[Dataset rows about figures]
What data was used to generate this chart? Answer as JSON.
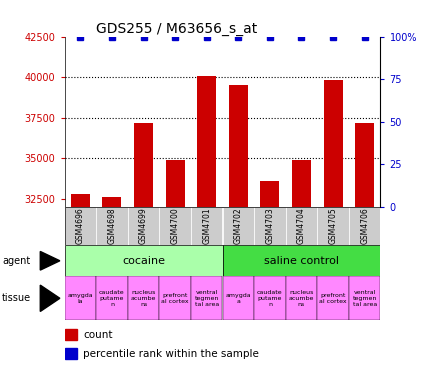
{
  "title": "GDS255 / M63656_s_at",
  "samples": [
    "GSM4696",
    "GSM4698",
    "GSM4699",
    "GSM4700",
    "GSM4701",
    "GSM4702",
    "GSM4703",
    "GSM4704",
    "GSM4705",
    "GSM4706"
  ],
  "counts": [
    32800,
    32600,
    37200,
    34900,
    40100,
    39500,
    33600,
    34900,
    39800,
    37200
  ],
  "percentiles": [
    100,
    100,
    100,
    100,
    100,
    100,
    100,
    100,
    100,
    100
  ],
  "ylim_left": [
    32000,
    42500
  ],
  "ylim_right": [
    0,
    100
  ],
  "yticks_left": [
    32500,
    35000,
    37500,
    40000,
    42500
  ],
  "yticks_right": [
    0,
    25,
    50,
    75,
    100
  ],
  "yticklabels_right": [
    "0",
    "25",
    "50",
    "75",
    "100%"
  ],
  "bar_color": "#cc0000",
  "percentile_color": "#0000cc",
  "cocaine_color": "#aaffaa",
  "saline_color": "#44dd44",
  "tissue_pink": "#ff88ff",
  "tissue_white": "#ffffff",
  "tissue_colors_per_col": [
    "#ff88ff",
    "#ff88ff",
    "#ff88ff",
    "#ff88ff",
    "#ff88ff",
    "#ff88ff",
    "#ff88ff",
    "#ff88ff",
    "#ff88ff",
    "#ff88ff"
  ],
  "bg_color": "#ffffff",
  "grid_color": "#000000",
  "tick_label_color_left": "#cc0000",
  "tick_label_color_right": "#0000cc",
  "sample_bg_color": "#cccccc",
  "tissues_cocaine": [
    "amygda\nla",
    "caudate\nputame\nn",
    "nucleus\nacumbe\nns",
    "prefront\nal cortex",
    "ventral\ntegmen\ntal area"
  ],
  "tissues_saline": [
    "amygda\na",
    "caudate\nputame\nn",
    "nucleus\nacumbe\nns",
    "prefront\nal cortex",
    "ventral\ntegmen\ntal area"
  ]
}
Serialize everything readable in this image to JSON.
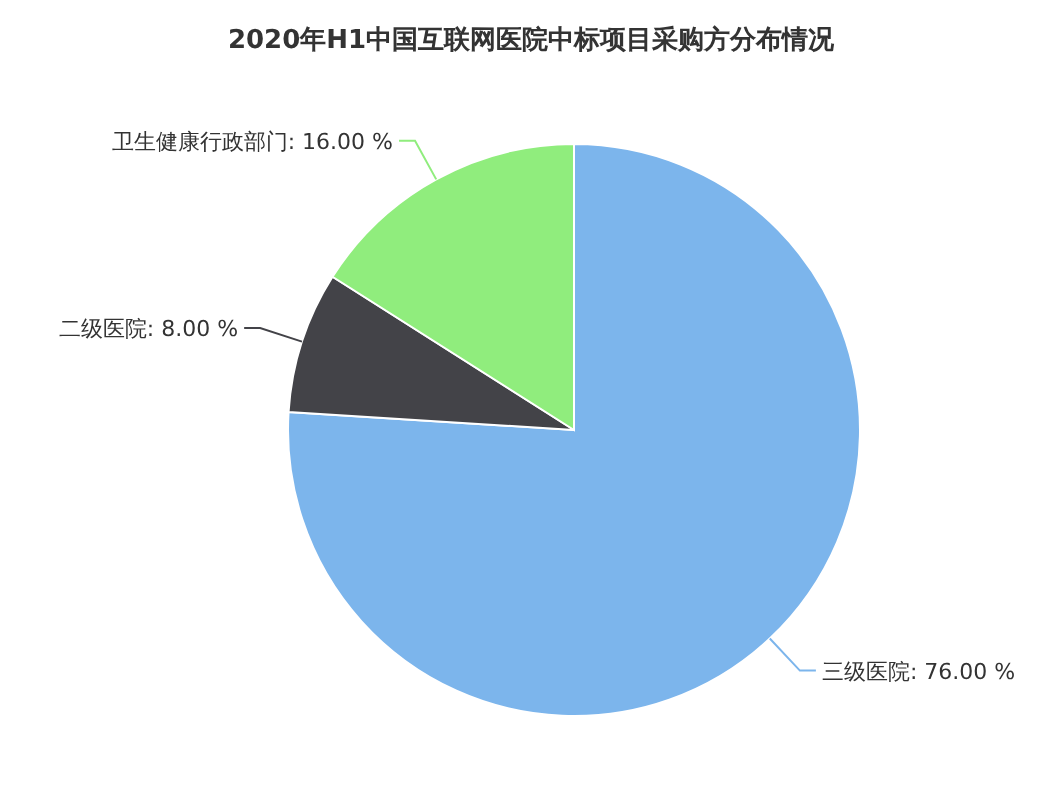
{
  "chart_data": {
    "type": "pie",
    "title": "2020年H1中国互联网医院中标项目采购方分布情况",
    "categories": [
      "三级医院",
      "二级医院",
      "卫生健康行政部门"
    ],
    "values": [
      76,
      8,
      16
    ],
    "value_labels": [
      "76.00 %",
      "8.00 %",
      "16.00 %"
    ],
    "colors": [
      "#7cb5ec",
      "#434348",
      "#90ed7d"
    ]
  }
}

Exercise aim
The copy should begin at the line containing "Serialize everything readable" and end at the last line of the data above; please restate those lines word for word without the pictures.

Complete answer
Serialize everything readable in this image to JSON.
{
  "chart_data": {
    "type": "pie",
    "title": "2020年H1中国互联网医院中标项目采购方分布情况",
    "categories": [
      "三级医院",
      "二级医院",
      "卫生健康行政部门"
    ],
    "values": [
      76,
      8,
      16
    ],
    "value_labels": [
      "76.00 %",
      "8.00 %",
      "16.00 %"
    ],
    "colors": [
      "#7cb5ec",
      "#434348",
      "#90ed7d"
    ]
  }
}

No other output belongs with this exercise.